• WHAT THIS TASK INVOLVES
Every line that contains the word "fellows" should be copied out.

• RECORDS SHOWN
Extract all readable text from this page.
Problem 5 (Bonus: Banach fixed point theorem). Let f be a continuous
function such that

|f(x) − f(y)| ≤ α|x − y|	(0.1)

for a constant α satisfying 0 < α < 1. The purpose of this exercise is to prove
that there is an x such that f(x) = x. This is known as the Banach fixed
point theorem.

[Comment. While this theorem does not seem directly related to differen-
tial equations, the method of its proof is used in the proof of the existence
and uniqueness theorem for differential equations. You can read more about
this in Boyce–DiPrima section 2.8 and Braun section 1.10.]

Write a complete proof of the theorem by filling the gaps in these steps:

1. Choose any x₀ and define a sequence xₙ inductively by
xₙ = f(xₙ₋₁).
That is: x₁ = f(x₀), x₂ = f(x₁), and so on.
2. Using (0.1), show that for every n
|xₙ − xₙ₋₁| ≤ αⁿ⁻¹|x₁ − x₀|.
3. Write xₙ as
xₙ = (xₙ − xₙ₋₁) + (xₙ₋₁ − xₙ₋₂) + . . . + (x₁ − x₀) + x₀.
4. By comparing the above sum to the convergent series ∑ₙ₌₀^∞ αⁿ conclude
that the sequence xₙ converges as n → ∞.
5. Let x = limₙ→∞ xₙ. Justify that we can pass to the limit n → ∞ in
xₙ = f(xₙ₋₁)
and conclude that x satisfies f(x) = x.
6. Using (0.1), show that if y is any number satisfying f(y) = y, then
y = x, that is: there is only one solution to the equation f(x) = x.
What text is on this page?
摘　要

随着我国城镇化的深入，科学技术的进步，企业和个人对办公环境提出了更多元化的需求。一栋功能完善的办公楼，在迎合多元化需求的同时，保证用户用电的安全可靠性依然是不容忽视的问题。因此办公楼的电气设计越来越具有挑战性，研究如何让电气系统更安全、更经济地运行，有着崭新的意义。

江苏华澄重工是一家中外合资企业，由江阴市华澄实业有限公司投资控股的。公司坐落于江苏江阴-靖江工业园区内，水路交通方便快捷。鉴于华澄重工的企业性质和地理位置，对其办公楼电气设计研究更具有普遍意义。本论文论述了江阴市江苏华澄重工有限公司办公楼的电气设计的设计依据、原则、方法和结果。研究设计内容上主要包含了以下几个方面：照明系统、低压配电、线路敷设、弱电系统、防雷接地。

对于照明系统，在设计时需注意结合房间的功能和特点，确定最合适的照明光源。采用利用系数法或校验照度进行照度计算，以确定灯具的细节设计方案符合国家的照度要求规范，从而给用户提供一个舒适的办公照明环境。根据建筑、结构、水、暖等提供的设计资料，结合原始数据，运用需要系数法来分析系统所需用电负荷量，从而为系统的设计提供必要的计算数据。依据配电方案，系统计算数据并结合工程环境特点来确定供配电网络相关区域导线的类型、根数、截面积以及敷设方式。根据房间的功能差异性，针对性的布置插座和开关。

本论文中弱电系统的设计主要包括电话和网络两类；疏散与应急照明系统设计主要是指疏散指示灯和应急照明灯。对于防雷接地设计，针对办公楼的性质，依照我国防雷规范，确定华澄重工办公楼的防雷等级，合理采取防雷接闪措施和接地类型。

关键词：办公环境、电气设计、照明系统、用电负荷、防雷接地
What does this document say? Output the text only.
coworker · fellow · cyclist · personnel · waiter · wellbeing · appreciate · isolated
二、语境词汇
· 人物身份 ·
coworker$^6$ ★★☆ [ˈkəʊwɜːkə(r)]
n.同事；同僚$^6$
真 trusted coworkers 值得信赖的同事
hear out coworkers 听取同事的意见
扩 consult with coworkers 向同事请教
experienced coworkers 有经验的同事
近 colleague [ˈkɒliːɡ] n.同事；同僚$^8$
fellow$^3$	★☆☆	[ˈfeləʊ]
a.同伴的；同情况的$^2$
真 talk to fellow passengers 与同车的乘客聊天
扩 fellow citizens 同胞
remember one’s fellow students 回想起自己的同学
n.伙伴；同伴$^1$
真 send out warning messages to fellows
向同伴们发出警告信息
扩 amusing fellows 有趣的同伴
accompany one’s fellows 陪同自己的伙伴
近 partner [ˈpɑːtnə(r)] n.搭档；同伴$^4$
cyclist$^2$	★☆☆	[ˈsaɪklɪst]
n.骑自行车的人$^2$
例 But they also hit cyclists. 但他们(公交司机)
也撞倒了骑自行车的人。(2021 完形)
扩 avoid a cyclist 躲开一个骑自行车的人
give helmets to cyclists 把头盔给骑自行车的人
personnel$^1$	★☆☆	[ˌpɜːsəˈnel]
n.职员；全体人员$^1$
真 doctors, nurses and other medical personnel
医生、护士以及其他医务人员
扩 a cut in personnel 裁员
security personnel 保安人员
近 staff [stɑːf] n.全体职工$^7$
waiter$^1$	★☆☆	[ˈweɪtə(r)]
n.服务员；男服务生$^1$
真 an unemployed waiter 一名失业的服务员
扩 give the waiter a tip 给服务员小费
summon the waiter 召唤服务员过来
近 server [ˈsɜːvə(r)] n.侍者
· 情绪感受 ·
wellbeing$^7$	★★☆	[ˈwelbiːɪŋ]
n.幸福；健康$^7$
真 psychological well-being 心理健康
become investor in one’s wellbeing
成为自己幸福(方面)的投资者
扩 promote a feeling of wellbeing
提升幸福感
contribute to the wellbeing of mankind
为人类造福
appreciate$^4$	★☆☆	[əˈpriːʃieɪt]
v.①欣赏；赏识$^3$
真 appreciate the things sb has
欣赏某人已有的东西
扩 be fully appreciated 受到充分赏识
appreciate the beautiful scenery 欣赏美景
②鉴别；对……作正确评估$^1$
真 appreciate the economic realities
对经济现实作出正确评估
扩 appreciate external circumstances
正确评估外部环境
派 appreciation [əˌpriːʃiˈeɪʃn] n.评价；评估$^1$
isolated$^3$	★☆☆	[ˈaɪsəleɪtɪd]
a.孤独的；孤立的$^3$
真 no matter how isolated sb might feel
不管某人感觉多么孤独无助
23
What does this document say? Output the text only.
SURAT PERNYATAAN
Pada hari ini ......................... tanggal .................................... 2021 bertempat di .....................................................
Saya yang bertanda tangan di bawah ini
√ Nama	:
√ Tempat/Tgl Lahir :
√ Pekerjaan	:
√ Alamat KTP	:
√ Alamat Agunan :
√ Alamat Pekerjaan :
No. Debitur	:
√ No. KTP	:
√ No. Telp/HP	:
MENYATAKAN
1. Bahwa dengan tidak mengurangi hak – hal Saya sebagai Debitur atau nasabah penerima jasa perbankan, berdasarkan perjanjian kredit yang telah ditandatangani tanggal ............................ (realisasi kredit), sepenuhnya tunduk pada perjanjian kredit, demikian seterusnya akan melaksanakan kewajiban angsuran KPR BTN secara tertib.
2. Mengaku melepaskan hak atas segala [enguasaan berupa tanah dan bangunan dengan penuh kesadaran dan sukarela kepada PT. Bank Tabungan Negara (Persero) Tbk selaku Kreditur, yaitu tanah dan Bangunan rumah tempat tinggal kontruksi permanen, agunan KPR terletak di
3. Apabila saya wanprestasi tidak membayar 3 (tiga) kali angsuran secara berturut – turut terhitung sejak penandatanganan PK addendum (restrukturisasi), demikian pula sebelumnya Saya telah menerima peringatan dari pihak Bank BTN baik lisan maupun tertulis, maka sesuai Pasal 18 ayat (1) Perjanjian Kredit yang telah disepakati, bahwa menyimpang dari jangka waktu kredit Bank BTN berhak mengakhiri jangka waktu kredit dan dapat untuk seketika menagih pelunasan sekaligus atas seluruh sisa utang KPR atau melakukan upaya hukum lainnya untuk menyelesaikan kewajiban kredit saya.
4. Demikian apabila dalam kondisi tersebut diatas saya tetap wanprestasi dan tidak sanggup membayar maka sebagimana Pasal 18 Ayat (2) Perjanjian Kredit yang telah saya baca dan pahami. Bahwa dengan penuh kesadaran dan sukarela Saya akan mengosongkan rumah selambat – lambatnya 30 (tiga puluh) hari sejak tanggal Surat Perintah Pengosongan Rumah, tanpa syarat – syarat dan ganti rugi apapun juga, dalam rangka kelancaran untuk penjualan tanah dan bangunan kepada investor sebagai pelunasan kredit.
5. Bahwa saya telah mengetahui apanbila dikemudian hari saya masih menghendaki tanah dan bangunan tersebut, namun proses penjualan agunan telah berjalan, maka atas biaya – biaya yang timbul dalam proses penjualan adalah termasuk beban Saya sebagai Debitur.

• COMPLETED TASK
真 send out warning messages to fellows
扩 amusing fellows 有趣的同伴
accompany one’s fellows 陪同自己的伙伴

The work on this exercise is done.